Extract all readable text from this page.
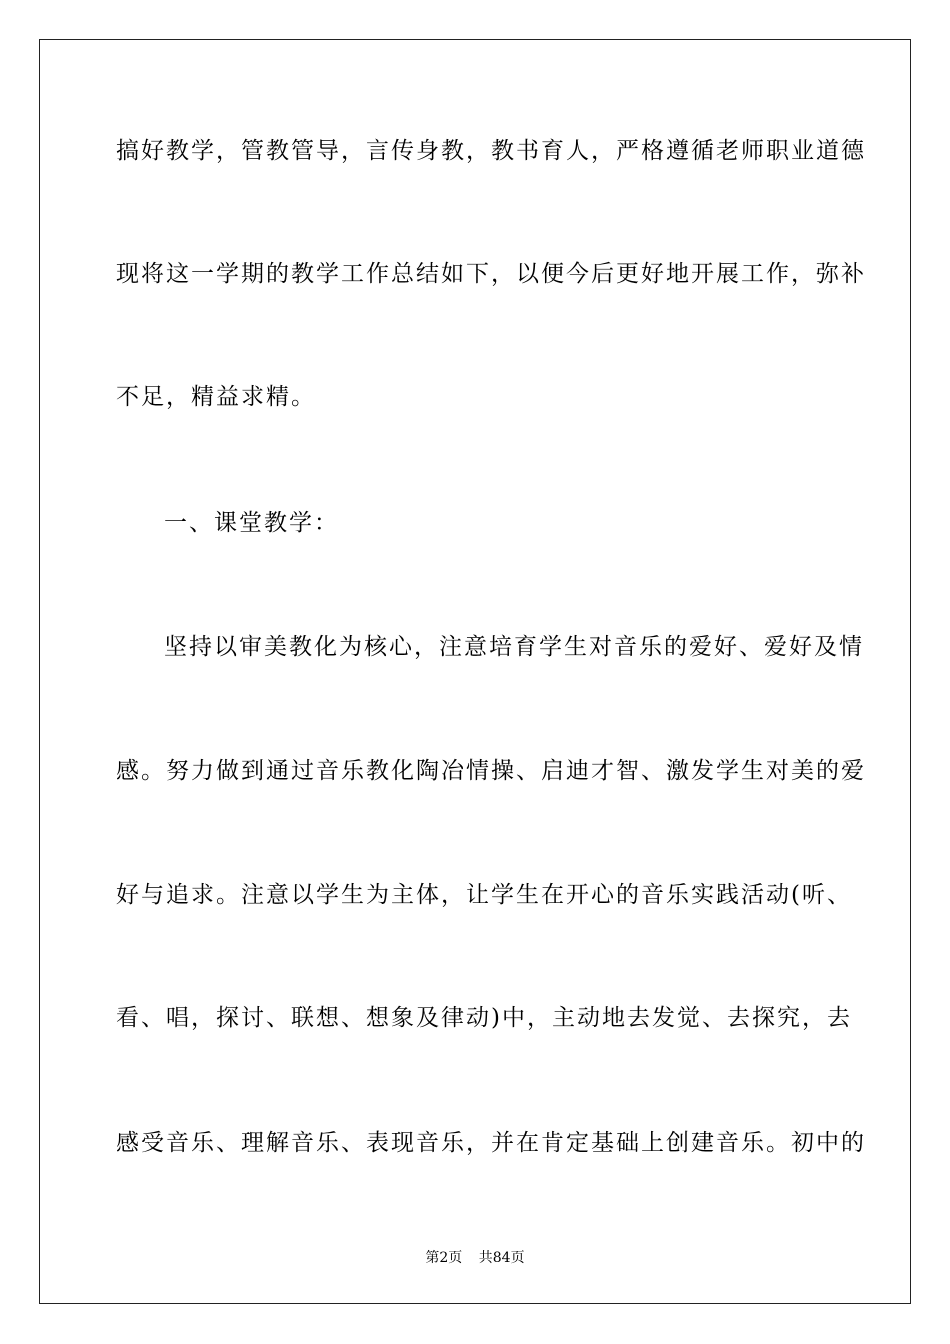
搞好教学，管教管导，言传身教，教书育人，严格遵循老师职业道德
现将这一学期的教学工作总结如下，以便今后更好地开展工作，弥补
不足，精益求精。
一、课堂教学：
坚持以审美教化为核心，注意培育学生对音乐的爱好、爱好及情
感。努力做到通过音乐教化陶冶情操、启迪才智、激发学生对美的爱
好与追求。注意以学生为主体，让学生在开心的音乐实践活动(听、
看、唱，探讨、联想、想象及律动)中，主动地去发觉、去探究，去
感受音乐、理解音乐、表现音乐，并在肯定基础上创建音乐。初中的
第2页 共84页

★ ★ ★

Task details: Strip the images and reproduce the remaining records precisely.

Answer in full:
Extract all readable text from this page.
搞好教学，管教管导，言传身教，教书育人，严格遵循老师职业道德
现将这一学期的教学工作总结如下，以便今后更好地开展工作，弥补
不足，精益求精。
一、课堂教学：
坚持以审美教化为核心，注意培育学生对音乐的爱好、爱好及情
感。努力做到通过音乐教化陶冶情操、启迪才智、激发学生对美的爱
好与追求。注意以学生为主体，让学生在开心的音乐实践活动(听、
看、唱，探讨、联想、想象及律动)中，主动地去发觉、去探究，去
感受音乐、理解音乐、表现音乐，并在肯定基础上创建音乐。初中的
第2页 共84页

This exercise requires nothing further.